**DATA FOR THIS EXERCISE**
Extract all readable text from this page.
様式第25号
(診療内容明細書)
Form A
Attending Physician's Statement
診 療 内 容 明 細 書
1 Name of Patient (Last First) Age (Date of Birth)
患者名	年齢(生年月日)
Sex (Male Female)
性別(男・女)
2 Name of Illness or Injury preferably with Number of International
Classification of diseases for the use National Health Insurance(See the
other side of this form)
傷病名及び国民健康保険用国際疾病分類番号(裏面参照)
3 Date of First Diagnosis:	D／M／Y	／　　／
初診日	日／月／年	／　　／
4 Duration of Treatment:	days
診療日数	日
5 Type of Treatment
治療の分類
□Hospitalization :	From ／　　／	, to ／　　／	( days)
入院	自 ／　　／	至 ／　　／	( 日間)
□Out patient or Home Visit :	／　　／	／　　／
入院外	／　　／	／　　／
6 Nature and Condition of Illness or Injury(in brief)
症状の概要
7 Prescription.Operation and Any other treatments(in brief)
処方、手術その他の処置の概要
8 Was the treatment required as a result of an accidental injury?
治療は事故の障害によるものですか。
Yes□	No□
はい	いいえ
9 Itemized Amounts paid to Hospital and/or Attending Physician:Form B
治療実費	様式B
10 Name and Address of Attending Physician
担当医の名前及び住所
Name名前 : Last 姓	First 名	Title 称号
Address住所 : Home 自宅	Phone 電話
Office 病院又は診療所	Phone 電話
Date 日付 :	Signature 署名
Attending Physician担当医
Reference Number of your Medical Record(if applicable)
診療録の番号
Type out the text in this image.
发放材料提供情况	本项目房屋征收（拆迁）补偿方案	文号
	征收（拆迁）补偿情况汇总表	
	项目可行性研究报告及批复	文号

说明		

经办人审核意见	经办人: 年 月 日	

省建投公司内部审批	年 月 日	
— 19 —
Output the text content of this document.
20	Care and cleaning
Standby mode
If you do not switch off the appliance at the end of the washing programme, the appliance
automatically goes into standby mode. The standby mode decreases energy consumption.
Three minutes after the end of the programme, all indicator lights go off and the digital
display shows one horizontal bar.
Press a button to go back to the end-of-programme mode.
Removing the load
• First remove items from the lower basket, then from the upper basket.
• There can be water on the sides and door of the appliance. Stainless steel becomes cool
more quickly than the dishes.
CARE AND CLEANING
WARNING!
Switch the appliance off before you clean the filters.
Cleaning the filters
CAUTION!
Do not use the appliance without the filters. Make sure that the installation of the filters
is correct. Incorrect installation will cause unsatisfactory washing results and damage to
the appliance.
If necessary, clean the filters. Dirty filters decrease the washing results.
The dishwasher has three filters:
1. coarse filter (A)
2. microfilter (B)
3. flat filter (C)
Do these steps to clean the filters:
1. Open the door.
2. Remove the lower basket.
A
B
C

**WHAT TO DO**
Print the records above in full, exactly.

**COMPLETED EXERCISE**
Extract all readable text from this page.
様式第25号
(診療内容明細書)
Form A
Attending Physician's Statement
診 療 内 容 明 細 書
1 Name of Patient (Last First) Age (Date of Birth)
患者名	年齢(生年月日)
Sex (Male Female)
性別(男・女)
2 Name of Illness or Injury preferably with Number of International
Classification of diseases for the use National Health Insurance(See the
other side of this form)
傷病名及び国民健康保険用国際疾病分類番号(裏面参照)
3 Date of First Diagnosis:	D／M／Y	／　　／
初診日	日／月／年	／　　／
4 Duration of Treatment:	days
診療日数	日
5 Type of Treatment
治療の分類
□Hospitalization :	From ／　　／	, to ／　　／	( days)
入院	自 ／　　／	至 ／　　／	( 日間)
□Out patient or Home Visit :	／　　／	／　　／
入院外	／　　／	／　　／
6 Nature and Condition of Illness or Injury(in brief)
症状の概要
7 Prescription.Operation and Any other treatments(in brief)
処方、手術その他の処置の概要
8 Was the treatment required as a result of an accidental injury?
治療は事故の障害によるものですか。
Yes□	No□
はい	いいえ
9 Itemized Amounts paid to Hospital and/or Attending Physician:Form B
治療実費	様式B
10 Name and Address of Attending Physician
担当医の名前及び住所
Name名前 : Last 姓	First 名	Title 称号
Address住所 : Home 自宅	Phone 電話
Office 病院又は診療所	Phone 電話
Date 日付 :	Signature 署名
Attending Physician担当医
Reference Number of your Medical Record(if applicable)
診療録の番号
Type out the text in this image.
发放材料提供情况	本项目房屋征收（拆迁）补偿方案	文号
	征收（拆迁）补偿情况汇总表	
	项目可行性研究报告及批复	文号

说明		

经办人审核意见	经办人: 年 月 日	

省建投公司内部审批	年 月 日	
— 19 —
Output the text content of this document.
20	Care and cleaning
Standby mode
If you do not switch off the appliance at the end of the washing programme, the appliance
automatically goes into standby mode. The standby mode decreases energy consumption.
Three minutes after the end of the programme, all indicator lights go off and the digital
display shows one horizontal bar.
Press a button to go back to the end-of-programme mode.
Removing the load
• First remove items from the lower basket, then from the upper basket.
• There can be water on the sides and door of the appliance. Stainless steel becomes cool
more quickly than the dishes.
CARE AND CLEANING
WARNING!
Switch the appliance off before you clean the filters.
Cleaning the filters
CAUTION!
Do not use the appliance without the filters. Make sure that the installation of the filters
is correct. Incorrect installation will cause unsatisfactory washing results and damage to
the appliance.
If necessary, clean the filters. Dirty filters decrease the washing results.
The dishwasher has three filters:
1. coarse filter (A)
2. microfilter (B)
3. flat filter (C)
Do these steps to clean the filters:
1. Open the door.
2. Remove the lower basket.
A
B
C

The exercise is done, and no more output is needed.